What you are asked to do: Copy out all lines of the records in which the word "around" appears.

Provided entries:
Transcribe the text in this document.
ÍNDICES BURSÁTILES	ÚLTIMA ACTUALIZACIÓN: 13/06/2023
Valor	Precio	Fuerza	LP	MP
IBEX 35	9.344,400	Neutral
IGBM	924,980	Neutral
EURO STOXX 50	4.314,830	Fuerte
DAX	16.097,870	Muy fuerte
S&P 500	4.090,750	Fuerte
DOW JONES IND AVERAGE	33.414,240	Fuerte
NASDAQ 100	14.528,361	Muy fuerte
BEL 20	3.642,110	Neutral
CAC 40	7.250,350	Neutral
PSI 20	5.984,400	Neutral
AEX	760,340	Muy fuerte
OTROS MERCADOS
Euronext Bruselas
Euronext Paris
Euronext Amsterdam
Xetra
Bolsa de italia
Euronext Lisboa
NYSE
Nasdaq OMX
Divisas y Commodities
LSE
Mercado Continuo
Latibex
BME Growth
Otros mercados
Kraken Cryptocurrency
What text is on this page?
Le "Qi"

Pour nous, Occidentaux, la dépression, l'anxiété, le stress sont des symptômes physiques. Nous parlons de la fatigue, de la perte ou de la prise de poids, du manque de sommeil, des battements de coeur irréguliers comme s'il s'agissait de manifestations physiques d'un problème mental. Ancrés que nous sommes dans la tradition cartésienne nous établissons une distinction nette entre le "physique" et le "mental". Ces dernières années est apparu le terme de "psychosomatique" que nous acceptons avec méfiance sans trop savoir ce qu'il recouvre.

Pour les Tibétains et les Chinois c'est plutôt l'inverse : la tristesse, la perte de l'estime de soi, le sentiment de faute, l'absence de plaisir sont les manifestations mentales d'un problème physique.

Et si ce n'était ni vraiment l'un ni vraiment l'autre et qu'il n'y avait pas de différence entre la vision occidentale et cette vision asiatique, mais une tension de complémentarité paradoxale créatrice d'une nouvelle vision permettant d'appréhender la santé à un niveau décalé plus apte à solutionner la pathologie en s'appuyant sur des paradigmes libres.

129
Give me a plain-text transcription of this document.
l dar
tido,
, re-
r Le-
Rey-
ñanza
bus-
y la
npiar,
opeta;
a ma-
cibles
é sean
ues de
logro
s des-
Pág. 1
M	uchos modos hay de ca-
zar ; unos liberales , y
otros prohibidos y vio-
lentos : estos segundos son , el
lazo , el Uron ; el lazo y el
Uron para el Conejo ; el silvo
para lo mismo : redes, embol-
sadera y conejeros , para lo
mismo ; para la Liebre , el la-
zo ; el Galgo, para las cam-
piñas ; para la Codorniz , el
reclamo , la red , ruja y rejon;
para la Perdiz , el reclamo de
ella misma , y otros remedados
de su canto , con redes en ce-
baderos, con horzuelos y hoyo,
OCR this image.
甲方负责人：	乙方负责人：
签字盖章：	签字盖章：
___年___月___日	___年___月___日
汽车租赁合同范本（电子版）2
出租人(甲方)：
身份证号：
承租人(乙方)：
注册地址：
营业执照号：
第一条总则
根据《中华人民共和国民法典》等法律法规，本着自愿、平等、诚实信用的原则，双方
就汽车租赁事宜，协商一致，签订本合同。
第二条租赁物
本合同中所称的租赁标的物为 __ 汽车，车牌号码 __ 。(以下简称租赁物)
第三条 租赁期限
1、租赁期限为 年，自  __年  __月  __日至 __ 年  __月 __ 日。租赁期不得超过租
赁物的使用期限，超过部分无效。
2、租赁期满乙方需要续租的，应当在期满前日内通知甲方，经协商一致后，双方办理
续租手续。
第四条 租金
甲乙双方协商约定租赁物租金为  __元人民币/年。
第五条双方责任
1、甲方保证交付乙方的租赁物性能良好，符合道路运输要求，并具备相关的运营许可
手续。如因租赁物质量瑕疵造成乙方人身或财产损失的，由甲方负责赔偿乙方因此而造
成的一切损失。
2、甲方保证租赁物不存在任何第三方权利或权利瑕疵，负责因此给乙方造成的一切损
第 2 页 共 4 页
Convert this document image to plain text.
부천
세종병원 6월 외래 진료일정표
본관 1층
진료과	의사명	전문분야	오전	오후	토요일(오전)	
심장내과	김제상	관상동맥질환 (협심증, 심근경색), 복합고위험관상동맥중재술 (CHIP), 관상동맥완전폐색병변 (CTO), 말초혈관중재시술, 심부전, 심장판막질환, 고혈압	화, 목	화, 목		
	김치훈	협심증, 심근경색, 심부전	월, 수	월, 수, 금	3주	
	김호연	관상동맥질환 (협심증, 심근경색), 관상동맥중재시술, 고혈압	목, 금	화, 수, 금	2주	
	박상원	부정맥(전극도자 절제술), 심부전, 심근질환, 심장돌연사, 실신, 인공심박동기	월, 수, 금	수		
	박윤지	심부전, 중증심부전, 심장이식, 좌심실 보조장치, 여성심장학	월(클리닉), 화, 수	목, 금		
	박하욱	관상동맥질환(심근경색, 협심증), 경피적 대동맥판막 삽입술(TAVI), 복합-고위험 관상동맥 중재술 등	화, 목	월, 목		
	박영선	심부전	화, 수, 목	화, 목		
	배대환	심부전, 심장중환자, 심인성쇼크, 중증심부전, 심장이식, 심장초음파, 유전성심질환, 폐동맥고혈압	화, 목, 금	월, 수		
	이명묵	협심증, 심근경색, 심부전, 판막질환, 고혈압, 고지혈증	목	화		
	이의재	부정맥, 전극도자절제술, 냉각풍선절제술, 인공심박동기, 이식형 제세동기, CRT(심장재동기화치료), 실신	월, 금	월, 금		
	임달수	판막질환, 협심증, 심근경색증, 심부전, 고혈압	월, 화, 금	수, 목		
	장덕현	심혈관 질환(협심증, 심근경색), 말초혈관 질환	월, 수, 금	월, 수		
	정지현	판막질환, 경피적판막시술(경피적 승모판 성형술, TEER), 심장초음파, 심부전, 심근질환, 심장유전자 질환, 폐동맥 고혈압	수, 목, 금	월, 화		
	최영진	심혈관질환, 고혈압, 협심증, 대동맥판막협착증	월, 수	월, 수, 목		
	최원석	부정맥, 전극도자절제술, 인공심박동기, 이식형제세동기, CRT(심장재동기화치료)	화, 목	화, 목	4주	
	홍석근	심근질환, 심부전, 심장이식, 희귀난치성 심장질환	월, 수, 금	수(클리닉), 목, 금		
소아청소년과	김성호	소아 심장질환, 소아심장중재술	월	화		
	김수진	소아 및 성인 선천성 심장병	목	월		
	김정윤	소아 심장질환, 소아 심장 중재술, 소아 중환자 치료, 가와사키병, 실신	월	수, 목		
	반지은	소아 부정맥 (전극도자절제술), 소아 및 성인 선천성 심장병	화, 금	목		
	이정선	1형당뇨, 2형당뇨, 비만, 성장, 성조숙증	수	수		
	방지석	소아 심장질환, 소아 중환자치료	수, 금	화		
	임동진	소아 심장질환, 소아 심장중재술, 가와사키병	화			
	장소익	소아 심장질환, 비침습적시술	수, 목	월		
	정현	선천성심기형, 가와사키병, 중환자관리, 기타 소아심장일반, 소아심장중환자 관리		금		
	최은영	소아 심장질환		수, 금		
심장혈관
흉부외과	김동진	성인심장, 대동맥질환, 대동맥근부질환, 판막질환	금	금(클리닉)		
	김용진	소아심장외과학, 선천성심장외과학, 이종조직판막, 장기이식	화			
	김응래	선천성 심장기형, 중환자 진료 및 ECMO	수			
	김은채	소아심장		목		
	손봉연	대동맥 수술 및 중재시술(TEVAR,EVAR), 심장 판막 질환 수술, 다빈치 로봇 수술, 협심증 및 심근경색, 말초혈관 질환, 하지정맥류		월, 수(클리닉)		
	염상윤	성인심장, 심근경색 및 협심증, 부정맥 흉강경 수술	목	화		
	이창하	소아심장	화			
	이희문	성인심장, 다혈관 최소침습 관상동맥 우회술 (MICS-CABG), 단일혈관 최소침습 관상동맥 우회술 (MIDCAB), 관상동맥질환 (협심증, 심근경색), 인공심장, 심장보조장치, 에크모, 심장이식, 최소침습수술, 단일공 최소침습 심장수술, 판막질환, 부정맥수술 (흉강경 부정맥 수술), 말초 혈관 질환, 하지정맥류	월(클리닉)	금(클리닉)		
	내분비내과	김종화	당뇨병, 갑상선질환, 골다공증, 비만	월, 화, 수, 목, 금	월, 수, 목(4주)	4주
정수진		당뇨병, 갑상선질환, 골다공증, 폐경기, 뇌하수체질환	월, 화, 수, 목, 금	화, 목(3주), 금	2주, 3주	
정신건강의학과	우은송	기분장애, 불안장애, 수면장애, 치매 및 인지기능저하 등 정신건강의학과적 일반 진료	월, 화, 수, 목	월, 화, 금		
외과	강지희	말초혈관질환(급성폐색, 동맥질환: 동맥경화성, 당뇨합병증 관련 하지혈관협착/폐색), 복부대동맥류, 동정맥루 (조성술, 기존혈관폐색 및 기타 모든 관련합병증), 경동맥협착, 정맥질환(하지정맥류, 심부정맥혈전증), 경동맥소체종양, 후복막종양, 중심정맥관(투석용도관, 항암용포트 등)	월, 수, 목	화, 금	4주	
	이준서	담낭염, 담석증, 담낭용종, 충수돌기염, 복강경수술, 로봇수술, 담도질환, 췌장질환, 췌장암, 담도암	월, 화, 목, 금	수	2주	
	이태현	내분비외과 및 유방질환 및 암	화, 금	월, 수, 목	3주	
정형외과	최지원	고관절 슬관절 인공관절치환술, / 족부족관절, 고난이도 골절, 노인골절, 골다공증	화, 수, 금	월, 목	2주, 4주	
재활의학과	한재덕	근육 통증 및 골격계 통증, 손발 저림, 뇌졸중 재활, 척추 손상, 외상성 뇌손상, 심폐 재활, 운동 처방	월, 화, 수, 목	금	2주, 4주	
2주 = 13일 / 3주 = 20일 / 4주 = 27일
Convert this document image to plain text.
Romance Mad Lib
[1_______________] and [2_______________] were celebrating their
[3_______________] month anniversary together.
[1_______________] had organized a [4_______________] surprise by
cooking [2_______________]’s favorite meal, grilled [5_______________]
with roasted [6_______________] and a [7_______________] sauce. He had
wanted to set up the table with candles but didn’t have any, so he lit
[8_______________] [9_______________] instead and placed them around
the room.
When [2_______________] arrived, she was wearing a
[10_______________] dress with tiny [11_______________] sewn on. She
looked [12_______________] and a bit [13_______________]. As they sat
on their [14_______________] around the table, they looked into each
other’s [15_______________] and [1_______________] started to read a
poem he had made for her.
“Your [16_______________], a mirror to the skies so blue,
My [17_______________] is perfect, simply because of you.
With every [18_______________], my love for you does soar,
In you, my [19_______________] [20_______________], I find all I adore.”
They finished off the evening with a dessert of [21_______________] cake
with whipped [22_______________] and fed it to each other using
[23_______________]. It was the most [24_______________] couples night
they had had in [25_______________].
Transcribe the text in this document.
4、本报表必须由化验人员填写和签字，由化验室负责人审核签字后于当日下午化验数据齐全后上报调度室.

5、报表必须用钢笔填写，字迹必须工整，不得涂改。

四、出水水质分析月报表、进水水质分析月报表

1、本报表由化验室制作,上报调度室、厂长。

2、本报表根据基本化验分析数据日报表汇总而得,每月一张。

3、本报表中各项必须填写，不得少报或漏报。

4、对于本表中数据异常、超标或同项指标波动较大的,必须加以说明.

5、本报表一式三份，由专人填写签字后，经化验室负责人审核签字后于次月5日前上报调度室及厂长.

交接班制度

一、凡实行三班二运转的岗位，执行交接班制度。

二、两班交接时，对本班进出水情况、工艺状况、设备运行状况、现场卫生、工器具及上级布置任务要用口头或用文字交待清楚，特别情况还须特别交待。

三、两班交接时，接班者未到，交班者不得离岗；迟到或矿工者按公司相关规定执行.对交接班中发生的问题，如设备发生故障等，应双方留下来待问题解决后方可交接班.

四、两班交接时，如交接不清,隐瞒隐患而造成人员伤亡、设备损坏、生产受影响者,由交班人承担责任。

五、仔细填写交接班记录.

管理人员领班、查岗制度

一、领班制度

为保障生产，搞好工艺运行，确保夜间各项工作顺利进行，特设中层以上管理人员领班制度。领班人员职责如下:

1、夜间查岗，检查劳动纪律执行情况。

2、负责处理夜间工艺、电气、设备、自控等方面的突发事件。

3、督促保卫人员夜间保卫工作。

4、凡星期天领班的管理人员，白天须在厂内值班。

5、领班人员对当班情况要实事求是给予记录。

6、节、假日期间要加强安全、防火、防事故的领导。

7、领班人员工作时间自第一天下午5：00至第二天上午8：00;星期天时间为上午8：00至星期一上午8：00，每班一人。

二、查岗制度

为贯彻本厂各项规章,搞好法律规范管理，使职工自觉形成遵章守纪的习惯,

Answer:
[8_______________] [9_______________] instead and placed them around
on their [14_______________] around the table, they looked into each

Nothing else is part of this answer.